## Task details
Go through the data below. List every line that holds the word "respecto".

## Material for this task

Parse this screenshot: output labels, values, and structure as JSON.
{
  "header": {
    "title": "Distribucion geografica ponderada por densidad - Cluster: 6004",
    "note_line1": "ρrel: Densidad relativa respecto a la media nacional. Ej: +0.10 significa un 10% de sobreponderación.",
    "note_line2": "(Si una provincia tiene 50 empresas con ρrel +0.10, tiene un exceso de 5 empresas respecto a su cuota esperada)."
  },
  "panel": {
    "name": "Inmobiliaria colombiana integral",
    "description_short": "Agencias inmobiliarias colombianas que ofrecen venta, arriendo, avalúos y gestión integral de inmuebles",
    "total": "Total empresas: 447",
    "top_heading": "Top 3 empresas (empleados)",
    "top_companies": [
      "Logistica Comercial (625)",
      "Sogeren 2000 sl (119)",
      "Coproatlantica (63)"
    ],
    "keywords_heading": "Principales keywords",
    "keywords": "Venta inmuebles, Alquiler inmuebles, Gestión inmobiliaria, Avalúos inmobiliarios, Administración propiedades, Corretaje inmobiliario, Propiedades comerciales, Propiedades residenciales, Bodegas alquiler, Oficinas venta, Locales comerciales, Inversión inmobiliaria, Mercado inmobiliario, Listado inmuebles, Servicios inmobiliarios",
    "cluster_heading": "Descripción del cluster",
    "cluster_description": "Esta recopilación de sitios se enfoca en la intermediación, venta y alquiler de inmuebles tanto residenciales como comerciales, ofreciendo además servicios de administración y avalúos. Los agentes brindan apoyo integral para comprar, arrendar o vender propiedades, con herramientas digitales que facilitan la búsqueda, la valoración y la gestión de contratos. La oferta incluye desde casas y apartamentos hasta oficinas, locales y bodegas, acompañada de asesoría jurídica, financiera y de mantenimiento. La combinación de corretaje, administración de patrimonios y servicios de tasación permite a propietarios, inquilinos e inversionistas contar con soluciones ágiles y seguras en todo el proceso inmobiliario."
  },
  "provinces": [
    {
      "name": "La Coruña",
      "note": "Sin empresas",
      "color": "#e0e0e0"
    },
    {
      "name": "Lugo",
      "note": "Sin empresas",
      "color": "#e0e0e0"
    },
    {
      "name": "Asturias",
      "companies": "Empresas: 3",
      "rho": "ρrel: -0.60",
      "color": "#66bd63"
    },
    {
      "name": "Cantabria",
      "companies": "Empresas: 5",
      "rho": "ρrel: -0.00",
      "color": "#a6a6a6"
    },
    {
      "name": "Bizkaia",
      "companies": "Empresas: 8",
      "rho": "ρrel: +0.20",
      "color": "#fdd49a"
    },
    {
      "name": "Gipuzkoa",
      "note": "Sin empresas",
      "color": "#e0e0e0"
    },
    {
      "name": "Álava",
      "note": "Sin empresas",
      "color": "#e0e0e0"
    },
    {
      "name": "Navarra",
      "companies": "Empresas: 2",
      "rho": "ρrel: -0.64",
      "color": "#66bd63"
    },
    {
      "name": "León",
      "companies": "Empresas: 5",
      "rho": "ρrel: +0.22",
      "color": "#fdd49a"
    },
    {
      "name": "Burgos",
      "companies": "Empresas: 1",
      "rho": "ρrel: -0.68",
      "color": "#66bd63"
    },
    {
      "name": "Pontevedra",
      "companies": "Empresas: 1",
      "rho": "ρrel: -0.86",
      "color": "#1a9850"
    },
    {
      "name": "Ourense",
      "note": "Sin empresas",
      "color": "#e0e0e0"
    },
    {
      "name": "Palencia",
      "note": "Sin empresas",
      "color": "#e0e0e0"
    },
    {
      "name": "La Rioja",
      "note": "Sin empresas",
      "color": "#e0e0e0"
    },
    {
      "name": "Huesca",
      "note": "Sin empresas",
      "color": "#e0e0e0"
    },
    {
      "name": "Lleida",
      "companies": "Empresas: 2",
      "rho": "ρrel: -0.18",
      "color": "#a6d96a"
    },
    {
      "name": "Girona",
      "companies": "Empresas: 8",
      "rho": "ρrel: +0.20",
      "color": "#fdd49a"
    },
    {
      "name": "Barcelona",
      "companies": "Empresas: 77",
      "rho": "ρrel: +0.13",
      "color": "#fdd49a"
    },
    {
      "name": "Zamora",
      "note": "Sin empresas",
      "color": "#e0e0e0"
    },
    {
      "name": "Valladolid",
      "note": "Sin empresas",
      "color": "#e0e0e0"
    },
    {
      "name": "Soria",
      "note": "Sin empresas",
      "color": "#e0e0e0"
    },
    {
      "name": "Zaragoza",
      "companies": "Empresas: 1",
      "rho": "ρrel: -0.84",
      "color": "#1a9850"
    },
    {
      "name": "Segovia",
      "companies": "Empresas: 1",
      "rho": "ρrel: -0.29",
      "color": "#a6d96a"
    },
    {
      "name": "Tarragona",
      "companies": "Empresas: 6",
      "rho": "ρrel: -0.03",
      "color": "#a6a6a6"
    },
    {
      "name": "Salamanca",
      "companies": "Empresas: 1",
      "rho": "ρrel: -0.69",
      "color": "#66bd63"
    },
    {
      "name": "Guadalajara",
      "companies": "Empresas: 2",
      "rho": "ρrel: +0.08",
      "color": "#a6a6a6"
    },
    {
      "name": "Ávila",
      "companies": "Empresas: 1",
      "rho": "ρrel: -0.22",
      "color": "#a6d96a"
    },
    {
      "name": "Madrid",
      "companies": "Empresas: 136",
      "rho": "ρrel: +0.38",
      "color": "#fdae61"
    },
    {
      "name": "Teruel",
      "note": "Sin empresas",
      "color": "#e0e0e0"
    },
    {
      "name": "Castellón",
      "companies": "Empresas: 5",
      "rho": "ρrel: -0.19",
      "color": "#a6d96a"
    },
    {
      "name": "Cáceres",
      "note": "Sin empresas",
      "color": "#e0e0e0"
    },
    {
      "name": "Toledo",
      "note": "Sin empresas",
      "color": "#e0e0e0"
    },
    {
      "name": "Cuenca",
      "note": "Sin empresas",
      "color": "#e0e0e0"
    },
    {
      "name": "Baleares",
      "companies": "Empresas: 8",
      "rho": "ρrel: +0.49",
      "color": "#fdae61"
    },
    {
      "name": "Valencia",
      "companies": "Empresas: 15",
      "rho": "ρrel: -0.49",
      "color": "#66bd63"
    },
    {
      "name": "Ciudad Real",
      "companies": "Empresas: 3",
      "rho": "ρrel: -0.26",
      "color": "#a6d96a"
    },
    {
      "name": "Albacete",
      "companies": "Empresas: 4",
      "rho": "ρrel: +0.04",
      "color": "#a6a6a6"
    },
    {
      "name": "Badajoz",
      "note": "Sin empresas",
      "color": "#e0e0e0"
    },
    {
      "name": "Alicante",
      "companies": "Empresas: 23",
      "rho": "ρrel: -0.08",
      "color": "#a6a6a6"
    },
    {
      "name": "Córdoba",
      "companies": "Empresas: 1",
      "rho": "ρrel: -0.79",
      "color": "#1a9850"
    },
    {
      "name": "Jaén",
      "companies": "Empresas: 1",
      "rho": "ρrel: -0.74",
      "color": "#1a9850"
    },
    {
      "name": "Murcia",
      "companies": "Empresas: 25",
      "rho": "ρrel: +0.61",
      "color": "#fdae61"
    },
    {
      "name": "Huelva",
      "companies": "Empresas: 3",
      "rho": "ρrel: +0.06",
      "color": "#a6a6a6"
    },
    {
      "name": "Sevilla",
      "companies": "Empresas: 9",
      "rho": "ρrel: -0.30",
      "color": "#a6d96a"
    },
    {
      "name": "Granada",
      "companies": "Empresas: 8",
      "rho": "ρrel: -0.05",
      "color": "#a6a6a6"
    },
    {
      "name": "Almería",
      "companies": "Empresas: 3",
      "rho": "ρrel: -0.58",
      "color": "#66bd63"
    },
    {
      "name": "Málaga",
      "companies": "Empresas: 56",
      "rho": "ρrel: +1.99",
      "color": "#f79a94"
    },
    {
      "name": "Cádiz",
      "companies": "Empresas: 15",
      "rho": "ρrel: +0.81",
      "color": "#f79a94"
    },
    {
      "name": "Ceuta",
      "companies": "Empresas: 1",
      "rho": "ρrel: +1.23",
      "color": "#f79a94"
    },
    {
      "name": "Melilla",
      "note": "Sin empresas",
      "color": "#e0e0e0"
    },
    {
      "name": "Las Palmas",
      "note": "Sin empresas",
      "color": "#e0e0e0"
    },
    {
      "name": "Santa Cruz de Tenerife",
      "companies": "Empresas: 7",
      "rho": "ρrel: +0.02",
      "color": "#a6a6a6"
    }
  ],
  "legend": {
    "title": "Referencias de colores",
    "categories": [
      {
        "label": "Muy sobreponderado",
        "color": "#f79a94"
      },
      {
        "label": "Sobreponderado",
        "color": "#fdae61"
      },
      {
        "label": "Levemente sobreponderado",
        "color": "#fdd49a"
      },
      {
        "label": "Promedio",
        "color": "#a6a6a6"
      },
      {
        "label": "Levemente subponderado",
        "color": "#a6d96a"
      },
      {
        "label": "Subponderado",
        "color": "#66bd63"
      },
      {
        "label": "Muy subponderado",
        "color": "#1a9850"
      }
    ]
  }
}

## Reply
    "note_line1": "ρrel: Densidad relativa respecto a la media nacional. Ej: +0.10 significa un 10% de sobreponderación.",
    "note_line2": "(Si una provincia tiene 50 empresas con ρrel +0.10, tiene un exceso de 5 empresas respecto a su cuota esperada)."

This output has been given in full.